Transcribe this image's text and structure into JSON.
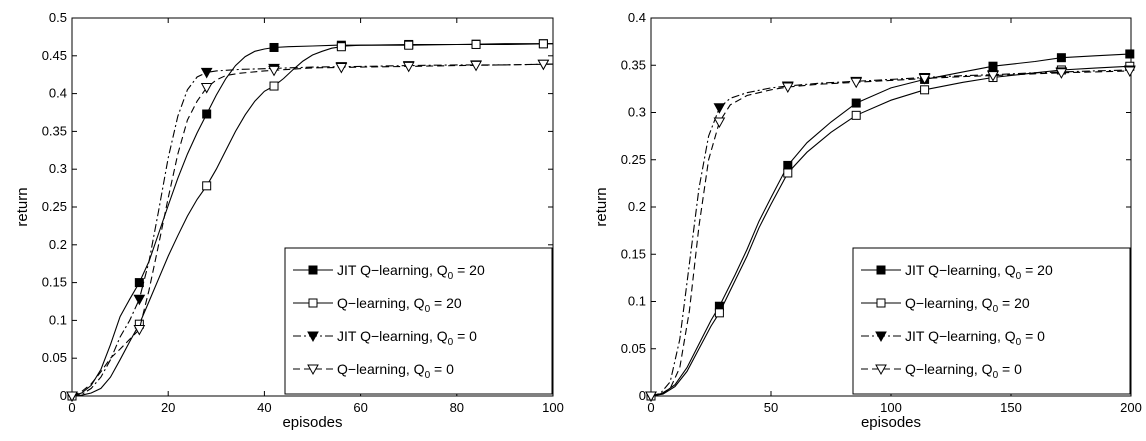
{
  "chart_data": [
    {
      "type": "line",
      "xlabel": "episodes",
      "ylabel": "return",
      "xlim": [
        0,
        100
      ],
      "ylim": [
        0,
        0.5
      ],
      "x_ticks": [
        "0",
        "20",
        "40",
        "60",
        "80",
        "100"
      ],
      "y_ticks": [
        "0",
        "0.05",
        "0.1",
        "0.15",
        "0.2",
        "0.25",
        "0.3",
        "0.35",
        "0.4",
        "0.45",
        "0.5"
      ],
      "grid": false,
      "legend_position": "bottom-right",
      "series": [
        {
          "name": "JIT Q−learning, Q",
          "name_sub": "0",
          "name_suffix": " = 20",
          "line_style": "solid",
          "marker": "filled-square",
          "marker_every": 14,
          "x": [
            0,
            2,
            4,
            6,
            8,
            10,
            12,
            14,
            16,
            18,
            20,
            22,
            24,
            26,
            28,
            30,
            32,
            34,
            36,
            38,
            40,
            42,
            45,
            50,
            55,
            60,
            70,
            80,
            90,
            100
          ],
          "y": [
            0,
            0.004,
            0.014,
            0.035,
            0.068,
            0.105,
            0.128,
            0.15,
            0.178,
            0.215,
            0.252,
            0.288,
            0.32,
            0.348,
            0.373,
            0.398,
            0.42,
            0.437,
            0.449,
            0.456,
            0.459,
            0.461,
            0.462,
            0.463,
            0.464,
            0.464,
            0.465,
            0.465,
            0.466,
            0.466
          ]
        },
        {
          "name": "Q−learning, Q",
          "name_sub": "0",
          "name_suffix": " = 20",
          "line_style": "solid",
          "marker": "open-square",
          "marker_every": 14,
          "x": [
            0,
            2,
            4,
            6,
            8,
            10,
            12,
            14,
            16,
            18,
            20,
            22,
            24,
            26,
            28,
            30,
            32,
            34,
            36,
            38,
            40,
            42,
            44,
            46,
            48,
            50,
            52,
            54,
            57,
            60,
            70,
            80,
            90,
            100
          ],
          "y": [
            0,
            0.001,
            0.004,
            0.01,
            0.025,
            0.048,
            0.072,
            0.095,
            0.125,
            0.155,
            0.185,
            0.212,
            0.238,
            0.26,
            0.278,
            0.3,
            0.325,
            0.35,
            0.372,
            0.39,
            0.403,
            0.41,
            0.42,
            0.432,
            0.443,
            0.451,
            0.456,
            0.46,
            0.463,
            0.464,
            0.464,
            0.465,
            0.465,
            0.466
          ]
        },
        {
          "name": "JIT Q−learning, Q",
          "name_sub": "0",
          "name_suffix": " = 0",
          "line_style": "dashdot",
          "marker": "filled-triangle",
          "marker_every": 14,
          "x": [
            0,
            2,
            4,
            6,
            8,
            10,
            12,
            14,
            16,
            18,
            20,
            22,
            24,
            26,
            28,
            30,
            35,
            40,
            45,
            50,
            60,
            70,
            80,
            90,
            100
          ],
          "y": [
            0,
            0.002,
            0.01,
            0.025,
            0.048,
            0.078,
            0.1,
            0.128,
            0.178,
            0.245,
            0.315,
            0.37,
            0.405,
            0.422,
            0.428,
            0.43,
            0.432,
            0.433,
            0.434,
            0.435,
            0.436,
            0.437,
            0.438,
            0.438,
            0.439
          ]
        },
        {
          "name": "Q−learning, Q",
          "name_sub": "0",
          "name_suffix": " = 0",
          "line_style": "dashed",
          "marker": "open-triangle",
          "marker_every": 14,
          "x": [
            0,
            2,
            4,
            6,
            8,
            10,
            12,
            14,
            16,
            18,
            20,
            22,
            24,
            26,
            28,
            30,
            32,
            35,
            40,
            45,
            50,
            60,
            70,
            80,
            90,
            100
          ],
          "y": [
            0,
            0.006,
            0.016,
            0.032,
            0.05,
            0.062,
            0.075,
            0.088,
            0.14,
            0.2,
            0.262,
            0.32,
            0.365,
            0.39,
            0.408,
            0.418,
            0.424,
            0.427,
            0.43,
            0.432,
            0.434,
            0.435,
            0.436,
            0.437,
            0.438,
            0.439
          ]
        }
      ]
    },
    {
      "type": "line",
      "xlabel": "episodes",
      "ylabel": "return",
      "xlim": [
        0,
        200
      ],
      "ylim": [
        0,
        0.4
      ],
      "x_ticks": [
        "0",
        "50",
        "100",
        "150",
        "200"
      ],
      "y_ticks": [
        "0",
        "0.05",
        "0.1",
        "0.15",
        "0.2",
        "0.25",
        "0.3",
        "0.35",
        "0.4"
      ],
      "grid": false,
      "legend_position": "bottom-right",
      "series": [
        {
          "name": "JIT Q−learning, Q",
          "name_sub": "0",
          "name_suffix": " = 20",
          "line_style": "solid",
          "marker": "filled-square",
          "marker_every": 28.5,
          "x": [
            0,
            5,
            10,
            15,
            20,
            25,
            28.5,
            35,
            40,
            45,
            50,
            57,
            65,
            75,
            85.5,
            100,
            114,
            130,
            142.5,
            160,
            171,
            185,
            200
          ],
          "y": [
            0,
            0.003,
            0.012,
            0.03,
            0.055,
            0.08,
            0.095,
            0.128,
            0.155,
            0.185,
            0.21,
            0.244,
            0.268,
            0.29,
            0.31,
            0.326,
            0.335,
            0.343,
            0.349,
            0.354,
            0.358,
            0.36,
            0.362
          ]
        },
        {
          "name": "Q−learning, Q",
          "name_sub": "0",
          "name_suffix": " = 20",
          "line_style": "solid",
          "marker": "open-square",
          "marker_every": 28.5,
          "x": [
            0,
            5,
            10,
            15,
            20,
            25,
            28.5,
            35,
            40,
            45,
            50,
            57,
            65,
            75,
            85.5,
            100,
            114,
            130,
            142.5,
            160,
            171,
            185,
            200
          ],
          "y": [
            0,
            0.002,
            0.01,
            0.026,
            0.05,
            0.074,
            0.088,
            0.122,
            0.148,
            0.178,
            0.203,
            0.236,
            0.258,
            0.279,
            0.297,
            0.313,
            0.324,
            0.332,
            0.337,
            0.342,
            0.345,
            0.347,
            0.349
          ]
        },
        {
          "name": "JIT Q−learning, Q",
          "name_sub": "0",
          "name_suffix": " = 0",
          "line_style": "dashdot",
          "marker": "filled-triangle",
          "marker_every": 28.5,
          "x": [
            0,
            4,
            8,
            12,
            16,
            20,
            24,
            28.5,
            33,
            40,
            50,
            57,
            70,
            85.5,
            100,
            114,
            130,
            142.5,
            160,
            171,
            185,
            200
          ],
          "y": [
            0,
            0.003,
            0.015,
            0.06,
            0.14,
            0.22,
            0.275,
            0.305,
            0.315,
            0.321,
            0.326,
            0.328,
            0.331,
            0.333,
            0.335,
            0.337,
            0.339,
            0.34,
            0.342,
            0.343,
            0.344,
            0.345
          ]
        },
        {
          "name": "Q−learning, Q",
          "name_sub": "0",
          "name_suffix": " = 0",
          "line_style": "dashed",
          "marker": "open-triangle",
          "marker_every": 28.5,
          "x": [
            0,
            4,
            8,
            12,
            16,
            20,
            24,
            28.5,
            33,
            40,
            50,
            57,
            70,
            85.5,
            100,
            114,
            130,
            142.5,
            160,
            171,
            185,
            200
          ],
          "y": [
            0,
            0.002,
            0.008,
            0.03,
            0.09,
            0.18,
            0.25,
            0.29,
            0.308,
            0.318,
            0.324,
            0.327,
            0.33,
            0.332,
            0.334,
            0.336,
            0.338,
            0.339,
            0.341,
            0.342,
            0.343,
            0.344
          ]
        }
      ]
    }
  ]
}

**Work to be completed**
All entries must be written out again exactly as given, with no pictures in the copy.

**Result of the exercise**
Transcribe this image's text and structure into JSON.
{
  "chart_data": [
    {
      "type": "line",
      "xlabel": "episodes",
      "ylabel": "return",
      "xlim": [
        0,
        100
      ],
      "ylim": [
        0,
        0.5
      ],
      "x_ticks": [
        "0",
        "20",
        "40",
        "60",
        "80",
        "100"
      ],
      "y_ticks": [
        "0",
        "0.05",
        "0.1",
        "0.15",
        "0.2",
        "0.25",
        "0.3",
        "0.35",
        "0.4",
        "0.45",
        "0.5"
      ],
      "grid": false,
      "legend_position": "bottom-right",
      "series": [
        {
          "name": "JIT Q−learning, Q",
          "name_sub": "0",
          "name_suffix": " = 20",
          "line_style": "solid",
          "marker": "filled-square",
          "marker_every": 14,
          "x": [
            0,
            2,
            4,
            6,
            8,
            10,
            12,
            14,
            16,
            18,
            20,
            22,
            24,
            26,
            28,
            30,
            32,
            34,
            36,
            38,
            40,
            42,
            45,
            50,
            55,
            60,
            70,
            80,
            90,
            100
          ],
          "y": [
            0,
            0.004,
            0.014,
            0.035,
            0.068,
            0.105,
            0.128,
            0.15,
            0.178,
            0.215,
            0.252,
            0.288,
            0.32,
            0.348,
            0.373,
            0.398,
            0.42,
            0.437,
            0.449,
            0.456,
            0.459,
            0.461,
            0.462,
            0.463,
            0.464,
            0.464,
            0.465,
            0.465,
            0.466,
            0.466
          ]
        },
        {
          "name": "Q−learning, Q",
          "name_sub": "0",
          "name_suffix": " = 20",
          "line_style": "solid",
          "marker": "open-square",
          "marker_every": 14,
          "x": [
            0,
            2,
            4,
            6,
            8,
            10,
            12,
            14,
            16,
            18,
            20,
            22,
            24,
            26,
            28,
            30,
            32,
            34,
            36,
            38,
            40,
            42,
            44,
            46,
            48,
            50,
            52,
            54,
            57,
            60,
            70,
            80,
            90,
            100
          ],
          "y": [
            0,
            0.001,
            0.004,
            0.01,
            0.025,
            0.048,
            0.072,
            0.095,
            0.125,
            0.155,
            0.185,
            0.212,
            0.238,
            0.26,
            0.278,
            0.3,
            0.325,
            0.35,
            0.372,
            0.39,
            0.403,
            0.41,
            0.42,
            0.432,
            0.443,
            0.451,
            0.456,
            0.46,
            0.463,
            0.464,
            0.464,
            0.465,
            0.465,
            0.466
          ]
        },
        {
          "name": "JIT Q−learning, Q",
          "name_sub": "0",
          "name_suffix": " = 0",
          "line_style": "dashdot",
          "marker": "filled-triangle",
          "marker_every": 14,
          "x": [
            0,
            2,
            4,
            6,
            8,
            10,
            12,
            14,
            16,
            18,
            20,
            22,
            24,
            26,
            28,
            30,
            35,
            40,
            45,
            50,
            60,
            70,
            80,
            90,
            100
          ],
          "y": [
            0,
            0.002,
            0.01,
            0.025,
            0.048,
            0.078,
            0.1,
            0.128,
            0.178,
            0.245,
            0.315,
            0.37,
            0.405,
            0.422,
            0.428,
            0.43,
            0.432,
            0.433,
            0.434,
            0.435,
            0.436,
            0.437,
            0.438,
            0.438,
            0.439
          ]
        },
        {
          "name": "Q−learning, Q",
          "name_sub": "0",
          "name_suffix": " = 0",
          "line_style": "dashed",
          "marker": "open-triangle",
          "marker_every": 14,
          "x": [
            0,
            2,
            4,
            6,
            8,
            10,
            12,
            14,
            16,
            18,
            20,
            22,
            24,
            26,
            28,
            30,
            32,
            35,
            40,
            45,
            50,
            60,
            70,
            80,
            90,
            100
          ],
          "y": [
            0,
            0.006,
            0.016,
            0.032,
            0.05,
            0.062,
            0.075,
            0.088,
            0.14,
            0.2,
            0.262,
            0.32,
            0.365,
            0.39,
            0.408,
            0.418,
            0.424,
            0.427,
            0.43,
            0.432,
            0.434,
            0.435,
            0.436,
            0.437,
            0.438,
            0.439
          ]
        }
      ]
    },
    {
      "type": "line",
      "xlabel": "episodes",
      "ylabel": "return",
      "xlim": [
        0,
        200
      ],
      "ylim": [
        0,
        0.4
      ],
      "x_ticks": [
        "0",
        "50",
        "100",
        "150",
        "200"
      ],
      "y_ticks": [
        "0",
        "0.05",
        "0.1",
        "0.15",
        "0.2",
        "0.25",
        "0.3",
        "0.35",
        "0.4"
      ],
      "grid": false,
      "legend_position": "bottom-right",
      "series": [
        {
          "name": "JIT Q−learning, Q",
          "name_sub": "0",
          "name_suffix": " = 20",
          "line_style": "solid",
          "marker": "filled-square",
          "marker_every": 28.5,
          "x": [
            0,
            5,
            10,
            15,
            20,
            25,
            28.5,
            35,
            40,
            45,
            50,
            57,
            65,
            75,
            85.5,
            100,
            114,
            130,
            142.5,
            160,
            171,
            185,
            200
          ],
          "y": [
            0,
            0.003,
            0.012,
            0.03,
            0.055,
            0.08,
            0.095,
            0.128,
            0.155,
            0.185,
            0.21,
            0.244,
            0.268,
            0.29,
            0.31,
            0.326,
            0.335,
            0.343,
            0.349,
            0.354,
            0.358,
            0.36,
            0.362
          ]
        },
        {
          "name": "Q−learning, Q",
          "name_sub": "0",
          "name_suffix": " = 20",
          "line_style": "solid",
          "marker": "open-square",
          "marker_every": 28.5,
          "x": [
            0,
            5,
            10,
            15,
            20,
            25,
            28.5,
            35,
            40,
            45,
            50,
            57,
            65,
            75,
            85.5,
            100,
            114,
            130,
            142.5,
            160,
            171,
            185,
            200
          ],
          "y": [
            0,
            0.002,
            0.01,
            0.026,
            0.05,
            0.074,
            0.088,
            0.122,
            0.148,
            0.178,
            0.203,
            0.236,
            0.258,
            0.279,
            0.297,
            0.313,
            0.324,
            0.332,
            0.337,
            0.342,
            0.345,
            0.347,
            0.349
          ]
        },
        {
          "name": "JIT Q−learning, Q",
          "name_sub": "0",
          "name_suffix": " = 0",
          "line_style": "dashdot",
          "marker": "filled-triangle",
          "marker_every": 28.5,
          "x": [
            0,
            4,
            8,
            12,
            16,
            20,
            24,
            28.5,
            33,
            40,
            50,
            57,
            70,
            85.5,
            100,
            114,
            130,
            142.5,
            160,
            171,
            185,
            200
          ],
          "y": [
            0,
            0.003,
            0.015,
            0.06,
            0.14,
            0.22,
            0.275,
            0.305,
            0.315,
            0.321,
            0.326,
            0.328,
            0.331,
            0.333,
            0.335,
            0.337,
            0.339,
            0.34,
            0.342,
            0.343,
            0.344,
            0.345
          ]
        },
        {
          "name": "Q−learning, Q",
          "name_sub": "0",
          "name_suffix": " = 0",
          "line_style": "dashed",
          "marker": "open-triangle",
          "marker_every": 28.5,
          "x": [
            0,
            4,
            8,
            12,
            16,
            20,
            24,
            28.5,
            33,
            40,
            50,
            57,
            70,
            85.5,
            100,
            114,
            130,
            142.5,
            160,
            171,
            185,
            200
          ],
          "y": [
            0,
            0.002,
            0.008,
            0.03,
            0.09,
            0.18,
            0.25,
            0.29,
            0.308,
            0.318,
            0.324,
            0.327,
            0.33,
            0.332,
            0.334,
            0.336,
            0.338,
            0.339,
            0.341,
            0.342,
            0.343,
            0.344
          ]
        }
      ]
    }
  ]
}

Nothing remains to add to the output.